Aim:
Print out every record exactly as it appears.
* Start Data rows *
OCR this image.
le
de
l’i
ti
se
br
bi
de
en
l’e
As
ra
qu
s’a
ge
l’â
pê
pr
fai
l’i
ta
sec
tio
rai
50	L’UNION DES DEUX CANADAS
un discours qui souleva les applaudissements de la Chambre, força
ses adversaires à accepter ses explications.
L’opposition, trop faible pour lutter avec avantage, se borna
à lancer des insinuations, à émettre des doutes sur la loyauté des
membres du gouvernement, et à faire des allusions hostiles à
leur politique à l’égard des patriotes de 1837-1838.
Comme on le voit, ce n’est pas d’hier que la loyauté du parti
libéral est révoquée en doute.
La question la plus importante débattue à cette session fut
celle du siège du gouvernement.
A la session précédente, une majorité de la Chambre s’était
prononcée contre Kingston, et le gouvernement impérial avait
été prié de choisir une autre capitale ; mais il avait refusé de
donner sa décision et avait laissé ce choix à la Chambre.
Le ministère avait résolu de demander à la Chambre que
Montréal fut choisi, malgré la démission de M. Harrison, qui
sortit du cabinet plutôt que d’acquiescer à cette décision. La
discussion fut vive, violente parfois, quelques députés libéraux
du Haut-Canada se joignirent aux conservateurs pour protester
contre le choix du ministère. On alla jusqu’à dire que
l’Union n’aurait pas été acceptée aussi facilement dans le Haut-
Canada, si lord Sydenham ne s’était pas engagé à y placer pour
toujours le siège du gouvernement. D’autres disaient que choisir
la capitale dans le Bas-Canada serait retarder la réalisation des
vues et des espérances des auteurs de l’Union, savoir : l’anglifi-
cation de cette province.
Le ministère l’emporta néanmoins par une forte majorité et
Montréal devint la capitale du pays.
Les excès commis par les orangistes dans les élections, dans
* End Data rows *
Final result:
OCR this image.
le
de
l’i
ti
se
br
bi
de
en
l’e
As
ra
qu
s’a
ge
l’â
pê
pr
fai
l’i
ta
sec
tio
rai
50	L’UNION DES DEUX CANADAS
un discours qui souleva les applaudissements de la Chambre, força
ses adversaires à accepter ses explications.
L’opposition, trop faible pour lutter avec avantage, se borna
à lancer des insinuations, à émettre des doutes sur la loyauté des
membres du gouvernement, et à faire des allusions hostiles à
leur politique à l’égard des patriotes de 1837-1838.
Comme on le voit, ce n’est pas d’hier que la loyauté du parti
libéral est révoquée en doute.
La question la plus importante débattue à cette session fut
celle du siège du gouvernement.
A la session précédente, une majorité de la Chambre s’était
prononcée contre Kingston, et le gouvernement impérial avait
été prié de choisir une autre capitale ; mais il avait refusé de
donner sa décision et avait laissé ce choix à la Chambre.
Le ministère avait résolu de demander à la Chambre que
Montréal fut choisi, malgré la démission de M. Harrison, qui
sortit du cabinet plutôt que d’acquiescer à cette décision. La
discussion fut vive, violente parfois, quelques députés libéraux
du Haut-Canada se joignirent aux conservateurs pour protester
contre le choix du ministère. On alla jusqu’à dire que
l’Union n’aurait pas été acceptée aussi facilement dans le Haut-
Canada, si lord Sydenham ne s’était pas engagé à y placer pour
toujours le siège du gouvernement. D’autres disaient que choisir
la capitale dans le Bas-Canada serait retarder la réalisation des
vues et des espérances des auteurs de l’Union, savoir : l’anglifi-
cation de cette province.
Le ministère l’emporta néanmoins par une forte majorité et
Montréal devint la capitale du pays.
Les excès commis par les orangistes dans les élections, dans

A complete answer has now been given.